---------- Records supplied

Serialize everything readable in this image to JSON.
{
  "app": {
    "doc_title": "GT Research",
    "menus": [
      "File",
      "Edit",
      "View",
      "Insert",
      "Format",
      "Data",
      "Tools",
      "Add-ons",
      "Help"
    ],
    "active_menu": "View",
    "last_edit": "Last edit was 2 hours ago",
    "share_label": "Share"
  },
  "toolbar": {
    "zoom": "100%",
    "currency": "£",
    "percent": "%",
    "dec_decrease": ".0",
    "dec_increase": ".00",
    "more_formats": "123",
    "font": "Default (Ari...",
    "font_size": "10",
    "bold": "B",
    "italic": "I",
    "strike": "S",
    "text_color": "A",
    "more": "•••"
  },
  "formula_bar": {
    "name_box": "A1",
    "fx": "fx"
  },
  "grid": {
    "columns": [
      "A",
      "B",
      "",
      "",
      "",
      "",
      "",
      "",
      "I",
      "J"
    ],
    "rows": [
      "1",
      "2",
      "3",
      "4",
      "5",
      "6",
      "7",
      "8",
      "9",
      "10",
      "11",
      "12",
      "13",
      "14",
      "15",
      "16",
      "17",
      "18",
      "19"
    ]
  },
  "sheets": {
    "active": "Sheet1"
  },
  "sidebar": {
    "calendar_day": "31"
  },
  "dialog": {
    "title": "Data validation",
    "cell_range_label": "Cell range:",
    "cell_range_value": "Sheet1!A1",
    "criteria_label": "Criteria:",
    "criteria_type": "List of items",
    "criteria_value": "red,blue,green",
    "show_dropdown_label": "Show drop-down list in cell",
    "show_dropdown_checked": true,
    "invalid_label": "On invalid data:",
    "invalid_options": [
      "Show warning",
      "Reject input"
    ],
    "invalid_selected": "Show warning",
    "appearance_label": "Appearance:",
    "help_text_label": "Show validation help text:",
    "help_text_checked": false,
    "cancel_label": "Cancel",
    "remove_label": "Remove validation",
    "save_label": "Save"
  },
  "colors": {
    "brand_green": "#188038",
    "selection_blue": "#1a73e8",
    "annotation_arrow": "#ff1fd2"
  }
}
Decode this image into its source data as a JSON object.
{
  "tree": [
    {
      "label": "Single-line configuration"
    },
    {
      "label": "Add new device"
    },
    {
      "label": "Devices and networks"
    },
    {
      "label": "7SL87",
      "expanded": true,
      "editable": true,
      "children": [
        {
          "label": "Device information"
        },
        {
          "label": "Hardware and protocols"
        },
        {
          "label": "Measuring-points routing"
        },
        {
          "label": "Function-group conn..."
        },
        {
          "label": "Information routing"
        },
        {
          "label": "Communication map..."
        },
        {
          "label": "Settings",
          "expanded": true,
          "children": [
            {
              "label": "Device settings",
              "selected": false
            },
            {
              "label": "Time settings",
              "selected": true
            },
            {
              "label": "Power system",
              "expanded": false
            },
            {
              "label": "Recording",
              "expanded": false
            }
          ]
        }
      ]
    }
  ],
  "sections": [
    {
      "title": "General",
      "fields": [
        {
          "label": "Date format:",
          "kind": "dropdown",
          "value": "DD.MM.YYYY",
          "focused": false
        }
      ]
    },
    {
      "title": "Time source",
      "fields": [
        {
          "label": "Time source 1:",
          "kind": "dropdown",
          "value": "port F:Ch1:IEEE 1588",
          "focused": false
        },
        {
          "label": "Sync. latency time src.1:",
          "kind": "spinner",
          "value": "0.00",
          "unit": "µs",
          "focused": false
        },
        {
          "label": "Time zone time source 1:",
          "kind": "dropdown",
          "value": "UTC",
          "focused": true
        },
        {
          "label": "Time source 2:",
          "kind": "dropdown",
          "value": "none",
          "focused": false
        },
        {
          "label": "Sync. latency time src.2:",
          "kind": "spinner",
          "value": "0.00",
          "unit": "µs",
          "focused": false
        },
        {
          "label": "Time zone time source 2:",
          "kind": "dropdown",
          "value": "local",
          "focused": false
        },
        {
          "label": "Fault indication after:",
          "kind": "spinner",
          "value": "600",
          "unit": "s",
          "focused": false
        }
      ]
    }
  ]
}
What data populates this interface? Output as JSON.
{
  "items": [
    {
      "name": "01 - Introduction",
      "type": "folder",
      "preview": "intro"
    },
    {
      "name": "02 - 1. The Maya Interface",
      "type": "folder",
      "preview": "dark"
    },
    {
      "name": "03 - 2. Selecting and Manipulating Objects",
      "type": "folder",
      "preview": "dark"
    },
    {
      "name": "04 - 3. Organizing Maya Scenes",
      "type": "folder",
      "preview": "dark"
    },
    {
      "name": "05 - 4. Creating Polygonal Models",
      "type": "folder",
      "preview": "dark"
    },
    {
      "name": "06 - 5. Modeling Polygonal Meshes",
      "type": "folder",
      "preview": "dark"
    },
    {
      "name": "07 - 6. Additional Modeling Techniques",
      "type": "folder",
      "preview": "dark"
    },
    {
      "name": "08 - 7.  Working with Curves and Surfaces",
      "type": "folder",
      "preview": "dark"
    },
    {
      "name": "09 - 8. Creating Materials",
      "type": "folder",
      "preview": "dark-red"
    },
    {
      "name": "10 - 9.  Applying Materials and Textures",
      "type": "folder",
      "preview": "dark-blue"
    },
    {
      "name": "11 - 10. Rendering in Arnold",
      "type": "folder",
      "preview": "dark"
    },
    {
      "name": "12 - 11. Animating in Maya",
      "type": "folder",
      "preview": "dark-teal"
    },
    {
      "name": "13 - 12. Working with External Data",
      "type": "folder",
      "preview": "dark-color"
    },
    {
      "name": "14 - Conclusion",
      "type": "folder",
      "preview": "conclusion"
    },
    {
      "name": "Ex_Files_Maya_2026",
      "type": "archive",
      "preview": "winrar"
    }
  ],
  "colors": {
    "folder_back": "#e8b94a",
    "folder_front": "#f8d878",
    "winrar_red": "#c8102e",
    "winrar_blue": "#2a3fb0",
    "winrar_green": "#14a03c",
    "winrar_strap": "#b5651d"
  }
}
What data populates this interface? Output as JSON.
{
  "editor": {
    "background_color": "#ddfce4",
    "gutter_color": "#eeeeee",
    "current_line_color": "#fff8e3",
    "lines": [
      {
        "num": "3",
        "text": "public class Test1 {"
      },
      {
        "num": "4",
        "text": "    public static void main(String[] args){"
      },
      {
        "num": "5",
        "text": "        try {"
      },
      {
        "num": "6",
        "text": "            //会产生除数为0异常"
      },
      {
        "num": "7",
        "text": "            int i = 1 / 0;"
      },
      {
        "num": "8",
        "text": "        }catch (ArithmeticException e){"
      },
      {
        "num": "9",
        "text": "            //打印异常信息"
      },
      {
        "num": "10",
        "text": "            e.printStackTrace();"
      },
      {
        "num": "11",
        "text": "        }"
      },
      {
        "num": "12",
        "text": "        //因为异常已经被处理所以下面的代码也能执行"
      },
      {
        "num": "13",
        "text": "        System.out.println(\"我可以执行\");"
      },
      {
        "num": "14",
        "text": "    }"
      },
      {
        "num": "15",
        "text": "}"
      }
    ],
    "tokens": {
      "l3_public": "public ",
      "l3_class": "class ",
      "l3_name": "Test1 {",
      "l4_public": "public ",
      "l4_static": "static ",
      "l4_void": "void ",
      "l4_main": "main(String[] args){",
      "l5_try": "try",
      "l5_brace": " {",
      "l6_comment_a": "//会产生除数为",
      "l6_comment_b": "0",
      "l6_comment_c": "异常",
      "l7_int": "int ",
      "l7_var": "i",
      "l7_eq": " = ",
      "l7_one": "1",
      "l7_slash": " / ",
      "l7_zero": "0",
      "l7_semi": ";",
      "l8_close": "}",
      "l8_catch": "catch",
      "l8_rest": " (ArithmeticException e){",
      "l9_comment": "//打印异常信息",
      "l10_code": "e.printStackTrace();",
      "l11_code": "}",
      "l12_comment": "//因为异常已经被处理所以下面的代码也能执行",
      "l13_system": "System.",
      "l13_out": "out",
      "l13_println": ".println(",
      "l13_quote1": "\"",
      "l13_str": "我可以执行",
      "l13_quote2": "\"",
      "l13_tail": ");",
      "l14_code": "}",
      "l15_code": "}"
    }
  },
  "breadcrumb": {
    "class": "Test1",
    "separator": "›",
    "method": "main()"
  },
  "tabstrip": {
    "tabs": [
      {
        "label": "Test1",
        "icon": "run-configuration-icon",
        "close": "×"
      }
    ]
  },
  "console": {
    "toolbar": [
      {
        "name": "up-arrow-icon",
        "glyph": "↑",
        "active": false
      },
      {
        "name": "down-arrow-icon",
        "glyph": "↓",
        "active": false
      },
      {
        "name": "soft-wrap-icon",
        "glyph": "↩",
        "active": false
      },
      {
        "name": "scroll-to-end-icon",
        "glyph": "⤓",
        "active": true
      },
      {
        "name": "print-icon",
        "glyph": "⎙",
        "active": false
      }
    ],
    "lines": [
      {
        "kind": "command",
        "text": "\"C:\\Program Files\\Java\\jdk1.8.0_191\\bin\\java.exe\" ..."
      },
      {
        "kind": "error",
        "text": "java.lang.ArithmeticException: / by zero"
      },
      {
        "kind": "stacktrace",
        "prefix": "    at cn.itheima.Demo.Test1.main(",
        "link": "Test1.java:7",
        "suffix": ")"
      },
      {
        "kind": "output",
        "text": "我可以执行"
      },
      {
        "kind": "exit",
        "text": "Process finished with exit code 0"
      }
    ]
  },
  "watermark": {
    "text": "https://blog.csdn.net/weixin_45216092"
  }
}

--------------------

Scan the material above for the string "configuration" and return the lines that hold it.

:: Task solution ::
      "label": "Single-line configuration"
        "icon": "run-configuration-icon",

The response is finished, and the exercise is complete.